Repeat every record below exactly as written.

#### Data entries for graphics:

○ ○ ○ ○

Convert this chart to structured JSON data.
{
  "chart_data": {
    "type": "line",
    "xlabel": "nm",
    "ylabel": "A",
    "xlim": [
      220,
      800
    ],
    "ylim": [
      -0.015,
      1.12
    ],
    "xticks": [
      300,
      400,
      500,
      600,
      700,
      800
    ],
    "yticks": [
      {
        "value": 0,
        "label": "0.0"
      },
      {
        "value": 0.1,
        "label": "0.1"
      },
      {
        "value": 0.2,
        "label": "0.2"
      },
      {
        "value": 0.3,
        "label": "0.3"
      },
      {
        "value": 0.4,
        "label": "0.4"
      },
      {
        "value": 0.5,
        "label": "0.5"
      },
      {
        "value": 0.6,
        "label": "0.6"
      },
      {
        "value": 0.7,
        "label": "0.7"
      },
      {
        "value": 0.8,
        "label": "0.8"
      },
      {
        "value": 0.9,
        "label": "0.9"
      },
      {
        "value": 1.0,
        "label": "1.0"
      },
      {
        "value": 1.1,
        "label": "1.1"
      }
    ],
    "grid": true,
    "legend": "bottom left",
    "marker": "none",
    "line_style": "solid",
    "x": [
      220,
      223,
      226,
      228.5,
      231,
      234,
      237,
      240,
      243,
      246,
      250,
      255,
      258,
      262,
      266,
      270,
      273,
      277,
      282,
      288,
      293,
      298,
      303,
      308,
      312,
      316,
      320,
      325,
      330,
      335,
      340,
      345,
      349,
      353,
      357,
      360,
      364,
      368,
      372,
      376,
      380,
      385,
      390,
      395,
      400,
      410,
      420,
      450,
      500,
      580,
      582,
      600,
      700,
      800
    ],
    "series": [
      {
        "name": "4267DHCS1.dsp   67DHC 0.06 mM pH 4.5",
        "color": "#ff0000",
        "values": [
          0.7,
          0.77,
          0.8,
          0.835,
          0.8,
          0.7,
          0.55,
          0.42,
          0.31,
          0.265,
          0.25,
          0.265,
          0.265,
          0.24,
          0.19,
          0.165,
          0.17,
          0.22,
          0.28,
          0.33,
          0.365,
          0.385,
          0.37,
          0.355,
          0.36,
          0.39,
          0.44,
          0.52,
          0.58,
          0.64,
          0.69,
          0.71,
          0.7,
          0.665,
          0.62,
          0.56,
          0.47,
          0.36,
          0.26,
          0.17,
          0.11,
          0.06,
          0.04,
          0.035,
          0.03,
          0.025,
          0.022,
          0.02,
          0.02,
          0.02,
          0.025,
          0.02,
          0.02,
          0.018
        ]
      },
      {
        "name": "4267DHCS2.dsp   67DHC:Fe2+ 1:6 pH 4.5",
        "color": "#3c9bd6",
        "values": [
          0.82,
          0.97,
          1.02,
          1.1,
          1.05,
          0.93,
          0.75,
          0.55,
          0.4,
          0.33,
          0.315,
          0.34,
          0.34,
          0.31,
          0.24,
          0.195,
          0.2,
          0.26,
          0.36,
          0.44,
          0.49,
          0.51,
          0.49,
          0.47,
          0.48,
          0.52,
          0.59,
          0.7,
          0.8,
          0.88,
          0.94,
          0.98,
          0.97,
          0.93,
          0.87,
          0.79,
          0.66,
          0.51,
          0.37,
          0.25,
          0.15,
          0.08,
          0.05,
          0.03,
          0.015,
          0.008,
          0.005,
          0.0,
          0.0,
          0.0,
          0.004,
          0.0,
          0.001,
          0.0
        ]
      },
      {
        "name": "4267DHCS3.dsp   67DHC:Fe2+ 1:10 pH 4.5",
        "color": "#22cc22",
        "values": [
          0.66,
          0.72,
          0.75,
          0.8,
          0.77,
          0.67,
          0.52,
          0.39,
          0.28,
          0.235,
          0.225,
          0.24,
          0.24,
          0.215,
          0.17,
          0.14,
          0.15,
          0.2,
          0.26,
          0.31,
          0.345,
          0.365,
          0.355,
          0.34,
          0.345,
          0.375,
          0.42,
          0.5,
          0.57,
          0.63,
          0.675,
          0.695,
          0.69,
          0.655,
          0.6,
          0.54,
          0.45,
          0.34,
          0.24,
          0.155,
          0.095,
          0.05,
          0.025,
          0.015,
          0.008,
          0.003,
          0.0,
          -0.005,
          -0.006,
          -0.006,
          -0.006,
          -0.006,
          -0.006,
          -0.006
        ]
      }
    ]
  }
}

○ ○ ○ ○

#### Solution:
Convert this chart to structured JSON data.
{
  "chart_data": {
    "type": "line",
    "xlabel": "nm",
    "ylabel": "A",
    "xlim": [
      220,
      800
    ],
    "ylim": [
      -0.015,
      1.12
    ],
    "xticks": [
      300,
      400,
      500,
      600,
      700,
      800
    ],
    "yticks": [
      {
        "value": 0,
        "label": "0.0"
      },
      {
        "value": 0.1,
        "label": "0.1"
      },
      {
        "value": 0.2,
        "label": "0.2"
      },
      {
        "value": 0.3,
        "label": "0.3"
      },
      {
        "value": 0.4,
        "label": "0.4"
      },
      {
        "value": 0.5,
        "label": "0.5"
      },
      {
        "value": 0.6,
        "label": "0.6"
      },
      {
        "value": 0.7,
        "label": "0.7"
      },
      {
        "value": 0.8,
        "label": "0.8"
      },
      {
        "value": 0.9,
        "label": "0.9"
      },
      {
        "value": 1.0,
        "label": "1.0"
      },
      {
        "value": 1.1,
        "label": "1.1"
      }
    ],
    "grid": true,
    "legend": "bottom left",
    "marker": "none",
    "line_style": "solid",
    "x": [
      220,
      223,
      226,
      228.5,
      231,
      234,
      237,
      240,
      243,
      246,
      250,
      255,
      258,
      262,
      266,
      270,
      273,
      277,
      282,
      288,
      293,
      298,
      303,
      308,
      312,
      316,
      320,
      325,
      330,
      335,
      340,
      345,
      349,
      353,
      357,
      360,
      364,
      368,
      372,
      376,
      380,
      385,
      390,
      395,
      400,
      410,
      420,
      450,
      500,
      580,
      582,
      600,
      700,
      800
    ],
    "series": [
      {
        "name": "4267DHCS1.dsp   67DHC 0.06 mM pH 4.5",
        "color": "#ff0000",
        "values": [
          0.7,
          0.77,
          0.8,
          0.835,
          0.8,
          0.7,
          0.55,
          0.42,
          0.31,
          0.265,
          0.25,
          0.265,
          0.265,
          0.24,
          0.19,
          0.165,
          0.17,
          0.22,
          0.28,
          0.33,
          0.365,
          0.385,
          0.37,
          0.355,
          0.36,
          0.39,
          0.44,
          0.52,
          0.58,
          0.64,
          0.69,
          0.71,
          0.7,
          0.665,
          0.62,
          0.56,
          0.47,
          0.36,
          0.26,
          0.17,
          0.11,
          0.06,
          0.04,
          0.035,
          0.03,
          0.025,
          0.022,
          0.02,
          0.02,
          0.02,
          0.025,
          0.02,
          0.02,
          0.018
        ]
      },
      {
        "name": "4267DHCS2.dsp   67DHC:Fe2+ 1:6 pH 4.5",
        "color": "#3c9bd6",
        "values": [
          0.82,
          0.97,
          1.02,
          1.1,
          1.05,
          0.93,
          0.75,
          0.55,
          0.4,
          0.33,
          0.315,
          0.34,
          0.34,
          0.31,
          0.24,
          0.195,
          0.2,
          0.26,
          0.36,
          0.44,
          0.49,
          0.51,
          0.49,
          0.47,
          0.48,
          0.52,
          0.59,
          0.7,
          0.8,
          0.88,
          0.94,
          0.98,
          0.97,
          0.93,
          0.87,
          0.79,
          0.66,
          0.51,
          0.37,
          0.25,
          0.15,
          0.08,
          0.05,
          0.03,
          0.015,
          0.008,
          0.005,
          0.0,
          0.0,
          0.0,
          0.004,
          0.0,
          0.001,
          0.0
        ]
      },
      {
        "name": "4267DHCS3.dsp   67DHC:Fe2+ 1:10 pH 4.5",
        "color": "#22cc22",
        "values": [
          0.66,
          0.72,
          0.75,
          0.8,
          0.77,
          0.67,
          0.52,
          0.39,
          0.28,
          0.235,
          0.225,
          0.24,
          0.24,
          0.215,
          0.17,
          0.14,
          0.15,
          0.2,
          0.26,
          0.31,
          0.345,
          0.365,
          0.355,
          0.34,
          0.345,
          0.375,
          0.42,
          0.5,
          0.57,
          0.63,
          0.675,
          0.695,
          0.69,
          0.655,
          0.6,
          0.54,
          0.45,
          0.34,
          0.24,
          0.155,
          0.095,
          0.05,
          0.025,
          0.015,
          0.008,
          0.003,
          0.0,
          -0.005,
          -0.006,
          -0.006,
          -0.006,
          -0.006,
          -0.006,
          -0.006
        ]
      }
    ]
  }
}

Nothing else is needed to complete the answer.